• [WHAT IS ASKED] Extract each line of the data and write it out again exactly.

** BEGIN DATASET RECORDS **

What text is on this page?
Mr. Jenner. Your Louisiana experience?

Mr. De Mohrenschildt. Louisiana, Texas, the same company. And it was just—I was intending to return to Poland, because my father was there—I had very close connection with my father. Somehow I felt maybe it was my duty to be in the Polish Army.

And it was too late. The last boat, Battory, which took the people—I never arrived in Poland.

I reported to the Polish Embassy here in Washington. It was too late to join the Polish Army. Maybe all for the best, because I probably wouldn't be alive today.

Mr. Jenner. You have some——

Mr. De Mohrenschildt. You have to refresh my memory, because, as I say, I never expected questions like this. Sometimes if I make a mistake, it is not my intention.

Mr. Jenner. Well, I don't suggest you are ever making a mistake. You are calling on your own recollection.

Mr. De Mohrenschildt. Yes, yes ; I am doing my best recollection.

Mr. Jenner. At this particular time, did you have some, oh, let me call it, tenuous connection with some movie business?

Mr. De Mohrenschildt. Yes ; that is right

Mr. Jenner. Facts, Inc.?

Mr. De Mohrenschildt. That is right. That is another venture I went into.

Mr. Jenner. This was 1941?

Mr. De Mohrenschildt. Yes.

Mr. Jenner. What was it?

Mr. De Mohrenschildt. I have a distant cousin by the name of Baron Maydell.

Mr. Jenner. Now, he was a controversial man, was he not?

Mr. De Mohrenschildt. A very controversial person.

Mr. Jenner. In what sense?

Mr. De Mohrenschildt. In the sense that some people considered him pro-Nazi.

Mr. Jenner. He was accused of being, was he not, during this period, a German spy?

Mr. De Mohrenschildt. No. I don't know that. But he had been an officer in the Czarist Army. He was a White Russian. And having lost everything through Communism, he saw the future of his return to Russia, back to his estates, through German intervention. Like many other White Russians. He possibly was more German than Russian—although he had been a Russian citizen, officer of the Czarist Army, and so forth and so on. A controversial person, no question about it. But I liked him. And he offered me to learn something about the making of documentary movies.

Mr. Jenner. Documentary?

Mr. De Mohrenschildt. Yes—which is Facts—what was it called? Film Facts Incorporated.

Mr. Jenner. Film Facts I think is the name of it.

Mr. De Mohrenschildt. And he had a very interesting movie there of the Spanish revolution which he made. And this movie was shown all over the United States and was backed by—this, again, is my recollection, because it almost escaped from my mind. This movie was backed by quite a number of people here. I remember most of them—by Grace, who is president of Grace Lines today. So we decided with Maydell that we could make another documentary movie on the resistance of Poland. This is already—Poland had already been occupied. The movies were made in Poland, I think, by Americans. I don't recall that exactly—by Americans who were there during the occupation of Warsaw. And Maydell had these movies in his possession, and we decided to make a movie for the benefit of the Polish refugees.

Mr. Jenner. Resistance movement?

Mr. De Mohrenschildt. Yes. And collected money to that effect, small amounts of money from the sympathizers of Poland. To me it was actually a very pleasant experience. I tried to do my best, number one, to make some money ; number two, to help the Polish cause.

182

** END DATASET RECORDS **

• [OUTPUT FOR THIS EXERCISE]
What text is on this page?
Mr. Jenner. Your Louisiana experience?

Mr. De Mohrenschildt. Louisiana, Texas, the same company. And it was just—I was intending to return to Poland, because my father was there—I had very close connection with my father. Somehow I felt maybe it was my duty to be in the Polish Army.

And it was too late. The last boat, Battory, which took the people—I never arrived in Poland.

I reported to the Polish Embassy here in Washington. It was too late to join the Polish Army. Maybe all for the best, because I probably wouldn't be alive today.

Mr. Jenner. You have some——

Mr. De Mohrenschildt. You have to refresh my memory, because, as I say, I never expected questions like this. Sometimes if I make a mistake, it is not my intention.

Mr. Jenner. Well, I don't suggest you are ever making a mistake. You are calling on your own recollection.

Mr. De Mohrenschildt. Yes, yes ; I am doing my best recollection.

Mr. Jenner. At this particular time, did you have some, oh, let me call it, tenuous connection with some movie business?

Mr. De Mohrenschildt. Yes ; that is right

Mr. Jenner. Facts, Inc.?

Mr. De Mohrenschildt. That is right. That is another venture I went into.

Mr. Jenner. This was 1941?

Mr. De Mohrenschildt. Yes.

Mr. Jenner. What was it?

Mr. De Mohrenschildt. I have a distant cousin by the name of Baron Maydell.

Mr. Jenner. Now, he was a controversial man, was he not?

Mr. De Mohrenschildt. A very controversial person.

Mr. Jenner. In what sense?

Mr. De Mohrenschildt. In the sense that some people considered him pro-Nazi.

Mr. Jenner. He was accused of being, was he not, during this period, a German spy?

Mr. De Mohrenschildt. No. I don't know that. But he had been an officer in the Czarist Army. He was a White Russian. And having lost everything through Communism, he saw the future of his return to Russia, back to his estates, through German intervention. Like many other White Russians. He possibly was more German than Russian—although he had been a Russian citizen, officer of the Czarist Army, and so forth and so on. A controversial person, no question about it. But I liked him. And he offered me to learn something about the making of documentary movies.

Mr. Jenner. Documentary?

Mr. De Mohrenschildt. Yes—which is Facts—what was it called? Film Facts Incorporated.

Mr. Jenner. Film Facts I think is the name of it.

Mr. De Mohrenschildt. And he had a very interesting movie there of the Spanish revolution which he made. And this movie was shown all over the United States and was backed by—this, again, is my recollection, because it almost escaped from my mind. This movie was backed by quite a number of people here. I remember most of them—by Grace, who is president of Grace Lines today. So we decided with Maydell that we could make another documentary movie on the resistance of Poland. This is already—Poland had already been occupied. The movies were made in Poland, I think, by Americans. I don't recall that exactly—by Americans who were there during the occupation of Warsaw. And Maydell had these movies in his possession, and we decided to make a movie for the benefit of the Polish refugees.

Mr. Jenner. Resistance movement?

Mr. De Mohrenschildt. Yes. And collected money to that effect, small amounts of money from the sympathizers of Poland. To me it was actually a very pleasant experience. I tried to do my best, number one, to make some money ; number two, to help the Polish cause.

182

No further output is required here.